Copy all the entries word for word, but omit the pictures.

* START Data supplied *

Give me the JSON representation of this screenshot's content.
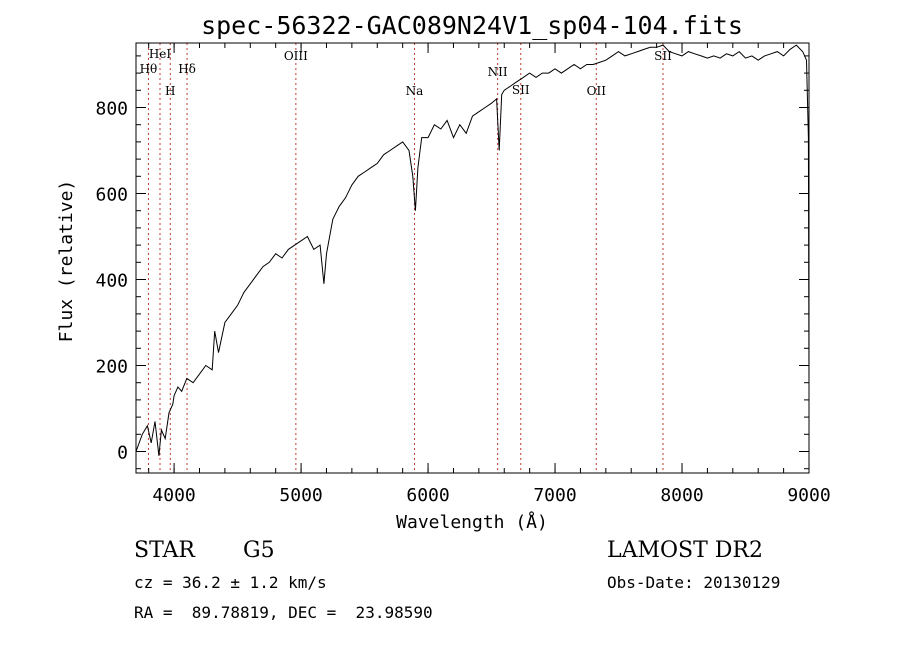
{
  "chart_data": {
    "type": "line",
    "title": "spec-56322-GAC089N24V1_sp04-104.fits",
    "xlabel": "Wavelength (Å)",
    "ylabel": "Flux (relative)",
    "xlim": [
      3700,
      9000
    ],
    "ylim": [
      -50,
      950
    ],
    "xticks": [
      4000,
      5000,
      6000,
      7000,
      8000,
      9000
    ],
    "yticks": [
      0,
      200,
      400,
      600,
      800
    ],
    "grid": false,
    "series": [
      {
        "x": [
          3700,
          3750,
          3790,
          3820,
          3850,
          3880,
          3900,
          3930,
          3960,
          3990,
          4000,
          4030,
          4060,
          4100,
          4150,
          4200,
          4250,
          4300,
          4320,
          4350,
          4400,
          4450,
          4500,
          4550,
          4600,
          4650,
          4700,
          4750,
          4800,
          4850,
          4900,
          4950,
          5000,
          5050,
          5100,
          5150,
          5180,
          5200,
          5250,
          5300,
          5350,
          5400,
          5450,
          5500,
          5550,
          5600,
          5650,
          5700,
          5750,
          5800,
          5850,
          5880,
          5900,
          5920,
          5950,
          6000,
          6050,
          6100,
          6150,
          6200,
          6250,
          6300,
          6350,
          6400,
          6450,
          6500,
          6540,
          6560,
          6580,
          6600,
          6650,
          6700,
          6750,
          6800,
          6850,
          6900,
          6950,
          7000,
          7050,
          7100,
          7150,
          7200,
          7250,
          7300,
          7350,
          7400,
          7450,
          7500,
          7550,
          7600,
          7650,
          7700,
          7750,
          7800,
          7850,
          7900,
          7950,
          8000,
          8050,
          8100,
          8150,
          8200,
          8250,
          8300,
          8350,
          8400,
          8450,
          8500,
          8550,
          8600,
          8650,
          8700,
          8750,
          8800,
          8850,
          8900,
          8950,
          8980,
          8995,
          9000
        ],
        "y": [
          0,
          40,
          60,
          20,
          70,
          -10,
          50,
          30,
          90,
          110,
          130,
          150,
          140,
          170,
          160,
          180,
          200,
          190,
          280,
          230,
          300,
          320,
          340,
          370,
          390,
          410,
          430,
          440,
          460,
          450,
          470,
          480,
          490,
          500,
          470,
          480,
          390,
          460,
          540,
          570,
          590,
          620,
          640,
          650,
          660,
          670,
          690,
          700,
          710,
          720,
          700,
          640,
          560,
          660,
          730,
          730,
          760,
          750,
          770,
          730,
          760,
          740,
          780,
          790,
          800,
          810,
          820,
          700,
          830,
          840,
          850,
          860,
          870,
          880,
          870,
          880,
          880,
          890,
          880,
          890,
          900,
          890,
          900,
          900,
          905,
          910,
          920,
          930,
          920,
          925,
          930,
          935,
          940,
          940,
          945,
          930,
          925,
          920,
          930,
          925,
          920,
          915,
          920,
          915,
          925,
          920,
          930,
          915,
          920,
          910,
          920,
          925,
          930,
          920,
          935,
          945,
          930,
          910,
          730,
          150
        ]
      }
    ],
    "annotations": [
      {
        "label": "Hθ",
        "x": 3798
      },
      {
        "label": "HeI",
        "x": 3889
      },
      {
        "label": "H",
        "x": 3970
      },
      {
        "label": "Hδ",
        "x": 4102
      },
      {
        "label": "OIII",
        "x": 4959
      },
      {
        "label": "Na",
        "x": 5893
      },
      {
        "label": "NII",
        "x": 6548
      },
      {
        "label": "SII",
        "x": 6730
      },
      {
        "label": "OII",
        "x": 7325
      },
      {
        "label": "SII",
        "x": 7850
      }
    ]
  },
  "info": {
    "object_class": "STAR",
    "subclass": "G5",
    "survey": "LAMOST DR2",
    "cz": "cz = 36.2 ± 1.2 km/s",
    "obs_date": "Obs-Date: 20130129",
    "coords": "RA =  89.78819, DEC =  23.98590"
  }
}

* END Data supplied *

**Answer below**.
Give me the JSON representation of this screenshot's content.
{
  "chart_data": {
    "type": "line",
    "title": "spec-56322-GAC089N24V1_sp04-104.fits",
    "xlabel": "Wavelength (Å)",
    "ylabel": "Flux (relative)",
    "xlim": [
      3700,
      9000
    ],
    "ylim": [
      -50,
      950
    ],
    "xticks": [
      4000,
      5000,
      6000,
      7000,
      8000,
      9000
    ],
    "yticks": [
      0,
      200,
      400,
      600,
      800
    ],
    "grid": false,
    "series": [
      {
        "x": [
          3700,
          3750,
          3790,
          3820,
          3850,
          3880,
          3900,
          3930,
          3960,
          3990,
          4000,
          4030,
          4060,
          4100,
          4150,
          4200,
          4250,
          4300,
          4320,
          4350,
          4400,
          4450,
          4500,
          4550,
          4600,
          4650,
          4700,
          4750,
          4800,
          4850,
          4900,
          4950,
          5000,
          5050,
          5100,
          5150,
          5180,
          5200,
          5250,
          5300,
          5350,
          5400,
          5450,
          5500,
          5550,
          5600,
          5650,
          5700,
          5750,
          5800,
          5850,
          5880,
          5900,
          5920,
          5950,
          6000,
          6050,
          6100,
          6150,
          6200,
          6250,
          6300,
          6350,
          6400,
          6450,
          6500,
          6540,
          6560,
          6580,
          6600,
          6650,
          6700,
          6750,
          6800,
          6850,
          6900,
          6950,
          7000,
          7050,
          7100,
          7150,
          7200,
          7250,
          7300,
          7350,
          7400,
          7450,
          7500,
          7550,
          7600,
          7650,
          7700,
          7750,
          7800,
          7850,
          7900,
          7950,
          8000,
          8050,
          8100,
          8150,
          8200,
          8250,
          8300,
          8350,
          8400,
          8450,
          8500,
          8550,
          8600,
          8650,
          8700,
          8750,
          8800,
          8850,
          8900,
          8950,
          8980,
          8995,
          9000
        ],
        "y": [
          0,
          40,
          60,
          20,
          70,
          -10,
          50,
          30,
          90,
          110,
          130,
          150,
          140,
          170,
          160,
          180,
          200,
          190,
          280,
          230,
          300,
          320,
          340,
          370,
          390,
          410,
          430,
          440,
          460,
          450,
          470,
          480,
          490,
          500,
          470,
          480,
          390,
          460,
          540,
          570,
          590,
          620,
          640,
          650,
          660,
          670,
          690,
          700,
          710,
          720,
          700,
          640,
          560,
          660,
          730,
          730,
          760,
          750,
          770,
          730,
          760,
          740,
          780,
          790,
          800,
          810,
          820,
          700,
          830,
          840,
          850,
          860,
          870,
          880,
          870,
          880,
          880,
          890,
          880,
          890,
          900,
          890,
          900,
          900,
          905,
          910,
          920,
          930,
          920,
          925,
          930,
          935,
          940,
          940,
          945,
          930,
          925,
          920,
          930,
          925,
          920,
          915,
          920,
          915,
          925,
          920,
          930,
          915,
          920,
          910,
          920,
          925,
          930,
          920,
          935,
          945,
          930,
          910,
          730,
          150
        ]
      }
    ],
    "annotations": [
      {
        "label": "Hθ",
        "x": 3798
      },
      {
        "label": "HeI",
        "x": 3889
      },
      {
        "label": "H",
        "x": 3970
      },
      {
        "label": "Hδ",
        "x": 4102
      },
      {
        "label": "OIII",
        "x": 4959
      },
      {
        "label": "Na",
        "x": 5893
      },
      {
        "label": "NII",
        "x": 6548
      },
      {
        "label": "SII",
        "x": 6730
      },
      {
        "label": "OII",
        "x": 7325
      },
      {
        "label": "SII",
        "x": 7850
      }
    ]
  },
  "info": {
    "object_class": "STAR",
    "subclass": "G5",
    "survey": "LAMOST DR2",
    "cz": "cz = 36.2 ± 1.2 km/s",
    "obs_date": "Obs-Date: 20130129",
    "coords": "RA =  89.78819, DEC =  23.98590"
  }
}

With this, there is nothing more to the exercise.